### What needs to be done
Reproduce the following data line for line without any changes, omitting the pictures from your answer.

### Input for this task
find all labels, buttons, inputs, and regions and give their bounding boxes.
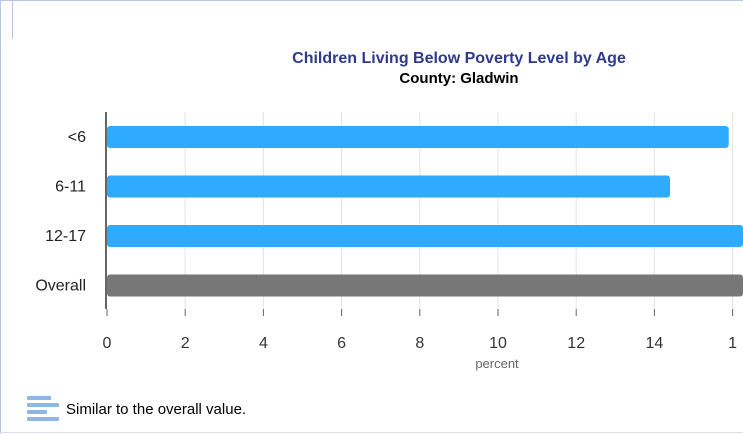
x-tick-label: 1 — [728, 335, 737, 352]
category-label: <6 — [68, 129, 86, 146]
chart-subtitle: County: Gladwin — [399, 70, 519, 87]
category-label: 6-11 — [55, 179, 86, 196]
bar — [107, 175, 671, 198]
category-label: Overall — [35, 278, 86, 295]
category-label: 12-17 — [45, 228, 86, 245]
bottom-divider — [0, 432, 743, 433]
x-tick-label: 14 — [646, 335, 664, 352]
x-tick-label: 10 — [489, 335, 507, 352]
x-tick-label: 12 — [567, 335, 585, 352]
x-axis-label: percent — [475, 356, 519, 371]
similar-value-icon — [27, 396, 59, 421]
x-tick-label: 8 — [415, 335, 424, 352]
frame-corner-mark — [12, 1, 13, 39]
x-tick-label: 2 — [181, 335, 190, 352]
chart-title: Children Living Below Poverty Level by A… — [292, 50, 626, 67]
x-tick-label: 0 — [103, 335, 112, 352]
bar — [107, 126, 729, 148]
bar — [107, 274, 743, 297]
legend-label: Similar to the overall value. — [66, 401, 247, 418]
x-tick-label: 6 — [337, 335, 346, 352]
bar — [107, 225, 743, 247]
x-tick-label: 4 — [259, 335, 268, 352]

### Final result
find all labels, buttons, inputs, and regions and give their bounding boxes.
x-tick-label: 1 — [728, 335, 737, 352]
category-label: <6 — [68, 129, 86, 146]
chart-subtitle: County: Gladwin — [399, 70, 519, 87]
category-label: 6-11 — [55, 179, 86, 196]
bar — [107, 175, 671, 198]
category-label: Overall — [35, 278, 86, 295]
category-label: 12-17 — [45, 228, 86, 245]
bottom-divider — [0, 432, 743, 433]
x-tick-label: 14 — [646, 335, 664, 352]
x-tick-label: 10 — [489, 335, 507, 352]
x-tick-label: 12 — [567, 335, 585, 352]
x-axis-label: percent — [475, 356, 519, 371]
similar-value-icon — [27, 396, 59, 421]
x-tick-label: 8 — [415, 335, 424, 352]
frame-corner-mark — [12, 1, 13, 39]
x-tick-label: 2 — [181, 335, 190, 352]
chart-title: Children Living Below Poverty Level by A… — [292, 50, 626, 67]
x-tick-label: 0 — [103, 335, 112, 352]
bar — [107, 126, 729, 148]
bar — [107, 274, 743, 297]
legend-label: Similar to the overall value. — [66, 401, 247, 418]
x-tick-label: 6 — [337, 335, 346, 352]
bar — [107, 225, 743, 247]
x-tick-label: 4 — [259, 335, 268, 352]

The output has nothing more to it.